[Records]
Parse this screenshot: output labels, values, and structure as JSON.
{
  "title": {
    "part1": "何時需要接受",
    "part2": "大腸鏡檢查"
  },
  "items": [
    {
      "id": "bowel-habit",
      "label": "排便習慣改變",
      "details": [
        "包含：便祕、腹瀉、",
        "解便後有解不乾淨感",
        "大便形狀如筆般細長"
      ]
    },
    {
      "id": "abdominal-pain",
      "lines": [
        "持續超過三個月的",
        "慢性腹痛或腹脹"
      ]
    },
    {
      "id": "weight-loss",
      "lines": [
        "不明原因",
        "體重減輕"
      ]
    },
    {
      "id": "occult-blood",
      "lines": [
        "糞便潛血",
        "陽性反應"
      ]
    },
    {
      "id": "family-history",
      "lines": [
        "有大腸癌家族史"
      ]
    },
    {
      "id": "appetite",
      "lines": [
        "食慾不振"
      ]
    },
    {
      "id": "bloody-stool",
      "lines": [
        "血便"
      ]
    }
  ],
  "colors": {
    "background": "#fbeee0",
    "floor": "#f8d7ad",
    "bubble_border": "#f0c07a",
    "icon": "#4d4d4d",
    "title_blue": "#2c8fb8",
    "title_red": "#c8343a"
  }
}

**CHALLENGE:**
Output an exact copy of each record.

**OUTPUT OF THE TASK:**
Parse this screenshot: output labels, values, and structure as JSON.
{
  "title": {
    "part1": "何時需要接受",
    "part2": "大腸鏡檢查"
  },
  "items": [
    {
      "id": "bowel-habit",
      "label": "排便習慣改變",
      "details": [
        "包含：便祕、腹瀉、",
        "解便後有解不乾淨感",
        "大便形狀如筆般細長"
      ]
    },
    {
      "id": "abdominal-pain",
      "lines": [
        "持續超過三個月的",
        "慢性腹痛或腹脹"
      ]
    },
    {
      "id": "weight-loss",
      "lines": [
        "不明原因",
        "體重減輕"
      ]
    },
    {
      "id": "occult-blood",
      "lines": [
        "糞便潛血",
        "陽性反應"
      ]
    },
    {
      "id": "family-history",
      "lines": [
        "有大腸癌家族史"
      ]
    },
    {
      "id": "appetite",
      "lines": [
        "食慾不振"
      ]
    },
    {
      "id": "bloody-stool",
      "lines": [
        "血便"
      ]
    }
  ],
  "colors": {
    "background": "#fbeee0",
    "floor": "#f8d7ad",
    "bubble_border": "#f0c07a",
    "icon": "#4d4d4d",
    "title_blue": "#2c8fb8",
    "title_red": "#c8343a"
  }
}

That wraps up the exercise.